YOUR GOAL = Pull out every line below containing the word "санаторно".

TASK INPUTS =

__________

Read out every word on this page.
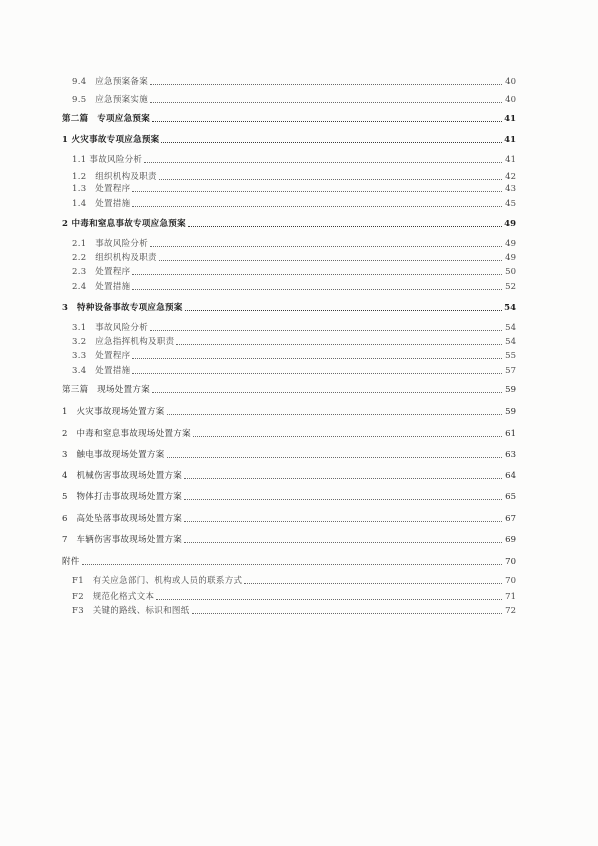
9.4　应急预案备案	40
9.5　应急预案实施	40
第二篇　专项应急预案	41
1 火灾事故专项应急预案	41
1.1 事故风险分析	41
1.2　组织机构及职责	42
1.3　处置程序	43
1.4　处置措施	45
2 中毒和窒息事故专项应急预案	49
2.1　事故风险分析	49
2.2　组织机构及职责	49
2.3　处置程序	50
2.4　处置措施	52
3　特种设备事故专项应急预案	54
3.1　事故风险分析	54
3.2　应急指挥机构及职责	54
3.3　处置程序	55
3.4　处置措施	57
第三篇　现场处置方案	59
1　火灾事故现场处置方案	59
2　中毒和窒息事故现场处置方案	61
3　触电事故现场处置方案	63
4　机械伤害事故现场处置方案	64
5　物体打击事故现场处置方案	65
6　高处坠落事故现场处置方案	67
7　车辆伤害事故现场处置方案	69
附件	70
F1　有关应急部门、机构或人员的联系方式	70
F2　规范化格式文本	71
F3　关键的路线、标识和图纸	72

__________

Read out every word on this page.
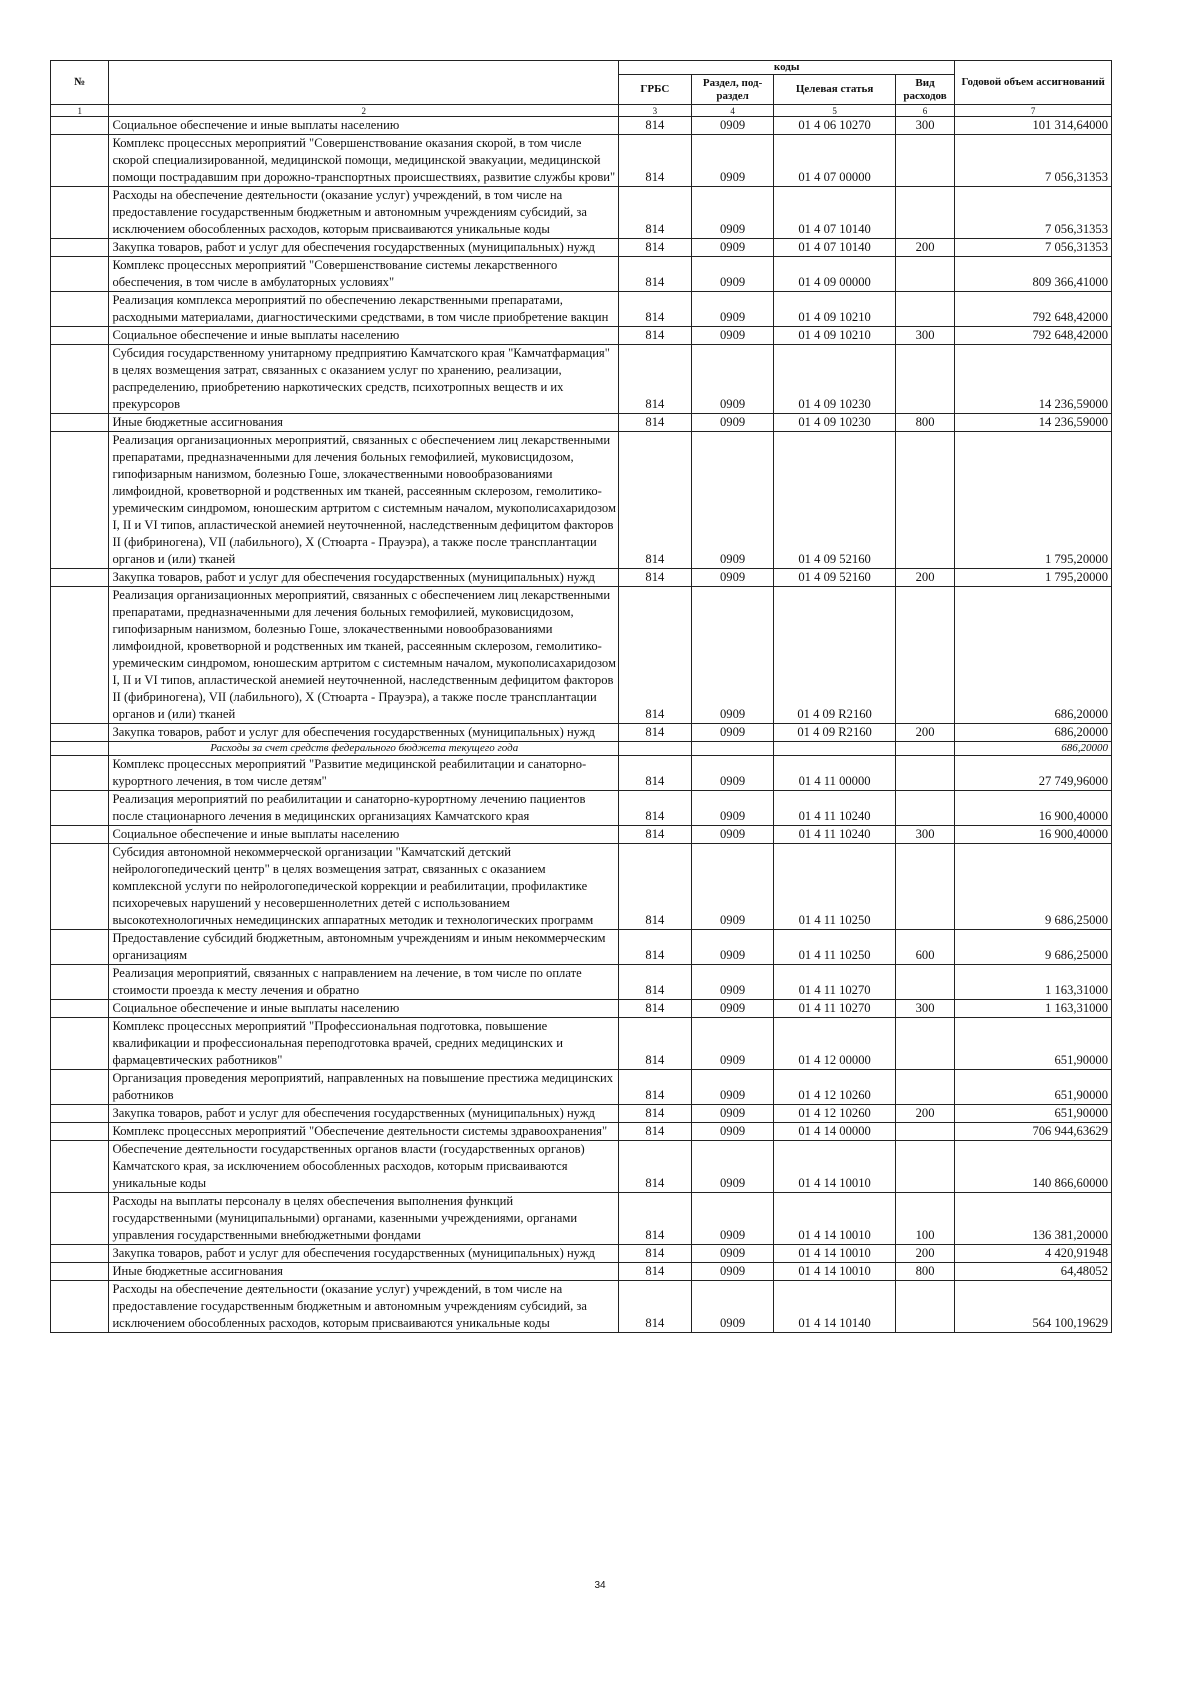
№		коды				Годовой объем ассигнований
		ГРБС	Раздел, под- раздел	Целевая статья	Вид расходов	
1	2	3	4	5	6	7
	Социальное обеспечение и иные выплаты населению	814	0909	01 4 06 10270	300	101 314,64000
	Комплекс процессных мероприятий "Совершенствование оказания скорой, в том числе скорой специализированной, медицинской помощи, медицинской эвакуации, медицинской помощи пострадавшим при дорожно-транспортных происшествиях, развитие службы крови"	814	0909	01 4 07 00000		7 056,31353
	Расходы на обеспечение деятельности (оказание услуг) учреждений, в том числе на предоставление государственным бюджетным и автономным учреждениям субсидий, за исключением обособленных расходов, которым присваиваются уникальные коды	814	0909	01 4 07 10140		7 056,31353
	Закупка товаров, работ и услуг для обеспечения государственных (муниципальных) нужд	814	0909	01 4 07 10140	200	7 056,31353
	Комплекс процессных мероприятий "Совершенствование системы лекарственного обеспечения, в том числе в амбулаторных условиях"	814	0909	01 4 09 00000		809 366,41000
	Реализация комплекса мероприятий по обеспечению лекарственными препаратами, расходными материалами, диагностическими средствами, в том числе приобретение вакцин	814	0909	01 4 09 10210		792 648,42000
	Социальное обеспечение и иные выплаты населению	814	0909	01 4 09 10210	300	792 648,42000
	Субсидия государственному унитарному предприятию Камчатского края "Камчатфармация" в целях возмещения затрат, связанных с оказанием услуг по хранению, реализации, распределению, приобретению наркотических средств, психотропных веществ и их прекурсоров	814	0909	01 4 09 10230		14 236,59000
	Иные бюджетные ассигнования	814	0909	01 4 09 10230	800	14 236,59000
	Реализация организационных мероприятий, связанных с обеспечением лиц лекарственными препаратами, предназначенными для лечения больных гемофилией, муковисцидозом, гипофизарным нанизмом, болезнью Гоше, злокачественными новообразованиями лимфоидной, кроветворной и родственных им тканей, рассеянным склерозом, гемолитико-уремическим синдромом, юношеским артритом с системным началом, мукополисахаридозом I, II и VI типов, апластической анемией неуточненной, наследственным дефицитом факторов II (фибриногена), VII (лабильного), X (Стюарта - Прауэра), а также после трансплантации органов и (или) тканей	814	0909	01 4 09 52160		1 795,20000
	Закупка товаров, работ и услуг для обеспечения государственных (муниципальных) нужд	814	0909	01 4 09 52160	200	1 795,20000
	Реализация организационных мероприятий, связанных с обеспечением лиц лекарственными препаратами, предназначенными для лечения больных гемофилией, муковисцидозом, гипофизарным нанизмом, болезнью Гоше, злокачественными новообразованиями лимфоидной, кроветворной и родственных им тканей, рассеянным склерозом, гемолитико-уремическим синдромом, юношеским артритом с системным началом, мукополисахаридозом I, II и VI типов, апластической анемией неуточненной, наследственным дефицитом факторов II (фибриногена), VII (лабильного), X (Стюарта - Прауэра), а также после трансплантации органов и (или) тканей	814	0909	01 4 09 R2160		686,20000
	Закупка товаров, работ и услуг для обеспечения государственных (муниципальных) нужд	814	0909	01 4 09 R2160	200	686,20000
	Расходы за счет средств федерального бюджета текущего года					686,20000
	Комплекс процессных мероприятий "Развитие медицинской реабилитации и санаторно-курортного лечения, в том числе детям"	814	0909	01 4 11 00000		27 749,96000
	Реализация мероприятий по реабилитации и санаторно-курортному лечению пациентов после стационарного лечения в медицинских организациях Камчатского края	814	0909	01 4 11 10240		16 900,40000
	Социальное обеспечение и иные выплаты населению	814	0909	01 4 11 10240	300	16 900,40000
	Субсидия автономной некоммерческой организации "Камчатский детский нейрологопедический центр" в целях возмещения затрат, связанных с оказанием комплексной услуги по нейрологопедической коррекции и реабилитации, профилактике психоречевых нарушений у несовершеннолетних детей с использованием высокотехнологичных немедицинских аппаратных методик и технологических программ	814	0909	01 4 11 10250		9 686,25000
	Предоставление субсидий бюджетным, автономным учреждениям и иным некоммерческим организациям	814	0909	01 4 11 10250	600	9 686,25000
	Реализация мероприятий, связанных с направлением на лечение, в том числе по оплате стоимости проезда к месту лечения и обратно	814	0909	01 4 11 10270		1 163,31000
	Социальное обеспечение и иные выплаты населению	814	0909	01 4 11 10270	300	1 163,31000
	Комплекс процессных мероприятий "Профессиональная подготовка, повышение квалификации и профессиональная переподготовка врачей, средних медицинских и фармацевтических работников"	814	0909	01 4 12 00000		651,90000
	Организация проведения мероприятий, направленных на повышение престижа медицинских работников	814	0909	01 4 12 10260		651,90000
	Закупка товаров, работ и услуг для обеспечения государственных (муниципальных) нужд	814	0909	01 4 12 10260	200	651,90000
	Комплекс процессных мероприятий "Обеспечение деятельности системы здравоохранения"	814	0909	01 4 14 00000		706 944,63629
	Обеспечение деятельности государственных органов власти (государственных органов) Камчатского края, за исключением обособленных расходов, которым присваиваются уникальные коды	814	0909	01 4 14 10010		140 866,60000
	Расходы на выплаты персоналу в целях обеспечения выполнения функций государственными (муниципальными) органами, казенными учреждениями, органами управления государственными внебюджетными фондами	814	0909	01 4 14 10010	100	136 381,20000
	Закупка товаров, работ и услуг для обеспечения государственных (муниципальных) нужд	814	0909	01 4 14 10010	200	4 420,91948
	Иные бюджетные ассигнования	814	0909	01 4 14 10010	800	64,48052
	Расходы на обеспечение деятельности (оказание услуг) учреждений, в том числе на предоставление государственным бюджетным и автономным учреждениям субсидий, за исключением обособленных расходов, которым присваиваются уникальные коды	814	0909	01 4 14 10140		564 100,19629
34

__________

TASK RESPONSE =
	Комплекс процессных мероприятий "Развитие медицинской реабилитации и санаторно-курортного лечения, в том числе детям"	814	0909	01 4 11 00000		27 749,96000
	Реализация мероприятий по реабилитации и санаторно-курортному лечению пациентов после стационарного лечения в медицинских организациях Камчатского края	814	0909	01 4 11 10240		16 900,40000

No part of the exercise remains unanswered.